— Request —
Identify each line containing the word "difference" and copy it.

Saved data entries
## BEGIN
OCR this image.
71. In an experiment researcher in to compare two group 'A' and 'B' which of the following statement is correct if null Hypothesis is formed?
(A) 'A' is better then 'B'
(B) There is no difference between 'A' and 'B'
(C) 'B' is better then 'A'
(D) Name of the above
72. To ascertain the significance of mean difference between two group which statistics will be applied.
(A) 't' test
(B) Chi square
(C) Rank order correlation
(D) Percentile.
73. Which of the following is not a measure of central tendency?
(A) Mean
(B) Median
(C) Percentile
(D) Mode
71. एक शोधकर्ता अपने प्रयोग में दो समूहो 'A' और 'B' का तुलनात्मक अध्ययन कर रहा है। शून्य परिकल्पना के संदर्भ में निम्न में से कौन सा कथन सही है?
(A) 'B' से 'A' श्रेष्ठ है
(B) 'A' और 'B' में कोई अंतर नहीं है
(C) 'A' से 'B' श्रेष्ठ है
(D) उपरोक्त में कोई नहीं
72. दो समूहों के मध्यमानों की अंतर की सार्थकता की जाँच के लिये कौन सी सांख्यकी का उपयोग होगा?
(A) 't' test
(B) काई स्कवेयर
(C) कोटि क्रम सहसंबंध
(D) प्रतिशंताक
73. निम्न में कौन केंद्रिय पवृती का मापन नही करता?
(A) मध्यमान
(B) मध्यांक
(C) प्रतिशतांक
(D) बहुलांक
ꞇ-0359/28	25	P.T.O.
## END
## BEGIN
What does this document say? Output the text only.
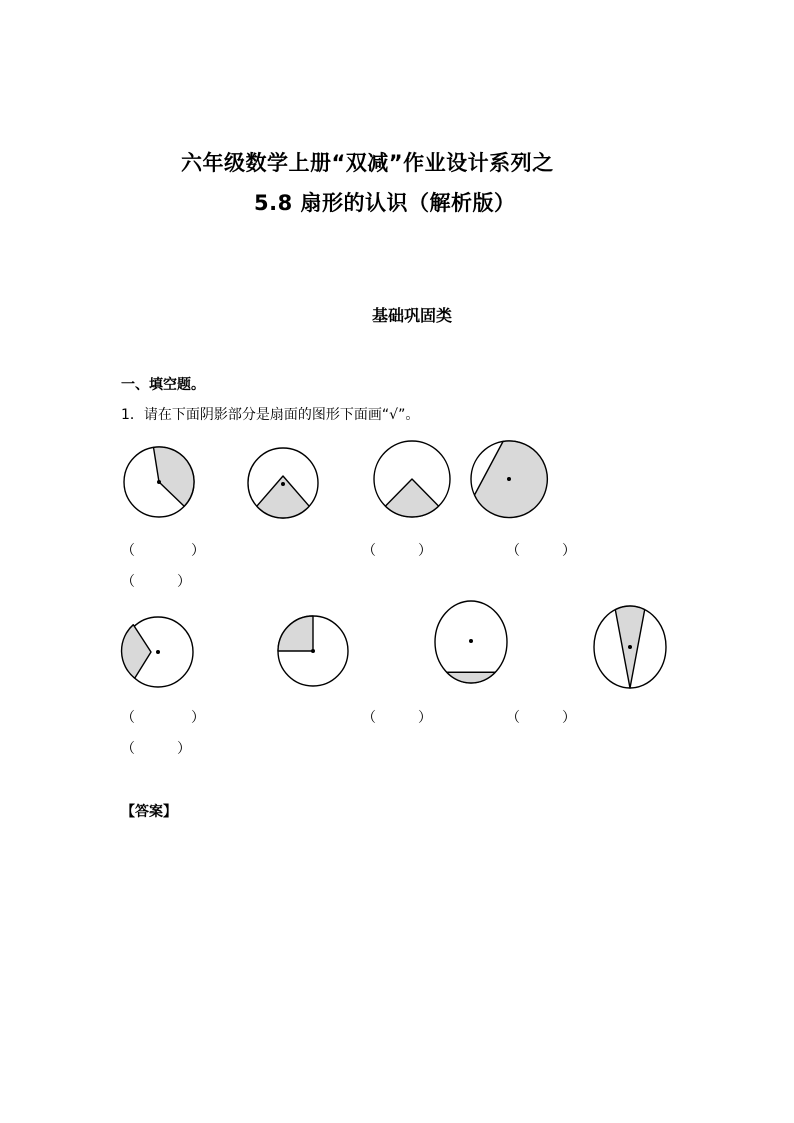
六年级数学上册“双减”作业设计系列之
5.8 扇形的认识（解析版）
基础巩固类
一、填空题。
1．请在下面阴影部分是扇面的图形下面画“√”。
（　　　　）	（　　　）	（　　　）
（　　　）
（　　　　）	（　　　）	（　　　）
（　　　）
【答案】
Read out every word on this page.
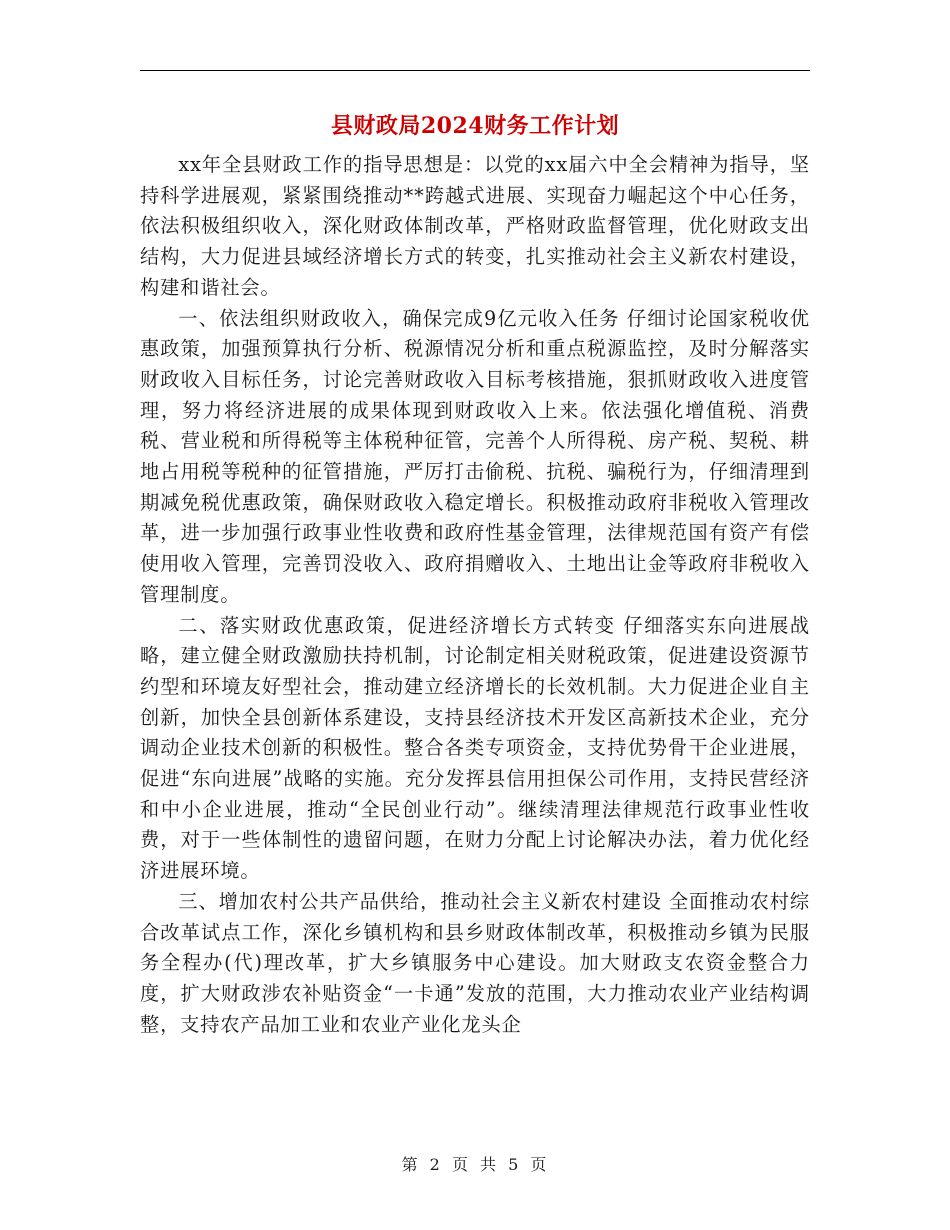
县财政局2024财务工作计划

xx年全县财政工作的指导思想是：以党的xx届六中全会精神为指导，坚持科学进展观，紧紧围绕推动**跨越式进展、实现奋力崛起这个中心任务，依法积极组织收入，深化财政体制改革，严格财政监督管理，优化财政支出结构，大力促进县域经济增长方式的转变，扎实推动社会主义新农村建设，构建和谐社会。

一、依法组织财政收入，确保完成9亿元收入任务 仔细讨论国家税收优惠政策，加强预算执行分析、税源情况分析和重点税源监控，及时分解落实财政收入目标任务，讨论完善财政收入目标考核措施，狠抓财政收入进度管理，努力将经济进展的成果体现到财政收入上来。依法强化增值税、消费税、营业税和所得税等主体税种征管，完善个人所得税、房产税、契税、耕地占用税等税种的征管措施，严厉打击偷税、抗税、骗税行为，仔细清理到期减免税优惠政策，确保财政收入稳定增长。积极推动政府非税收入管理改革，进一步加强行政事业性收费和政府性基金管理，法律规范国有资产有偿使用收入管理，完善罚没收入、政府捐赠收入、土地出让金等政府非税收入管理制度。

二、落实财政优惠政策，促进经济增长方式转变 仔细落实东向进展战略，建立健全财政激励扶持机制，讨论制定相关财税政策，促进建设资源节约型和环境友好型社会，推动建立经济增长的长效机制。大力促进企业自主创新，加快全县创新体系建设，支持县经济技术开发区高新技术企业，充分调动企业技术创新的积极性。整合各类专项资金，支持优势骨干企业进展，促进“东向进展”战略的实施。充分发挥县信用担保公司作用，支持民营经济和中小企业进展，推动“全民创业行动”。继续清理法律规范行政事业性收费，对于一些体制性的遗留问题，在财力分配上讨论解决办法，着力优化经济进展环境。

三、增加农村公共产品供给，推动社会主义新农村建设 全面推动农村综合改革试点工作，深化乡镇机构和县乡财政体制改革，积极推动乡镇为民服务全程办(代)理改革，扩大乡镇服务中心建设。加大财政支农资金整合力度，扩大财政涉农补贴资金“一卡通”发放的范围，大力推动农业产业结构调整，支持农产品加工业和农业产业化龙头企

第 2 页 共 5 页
## END
— Reply —
(B) There is no difference between 'A' and 'B'
72. To ascertain the significance of mean difference between two group which statistics will be applied.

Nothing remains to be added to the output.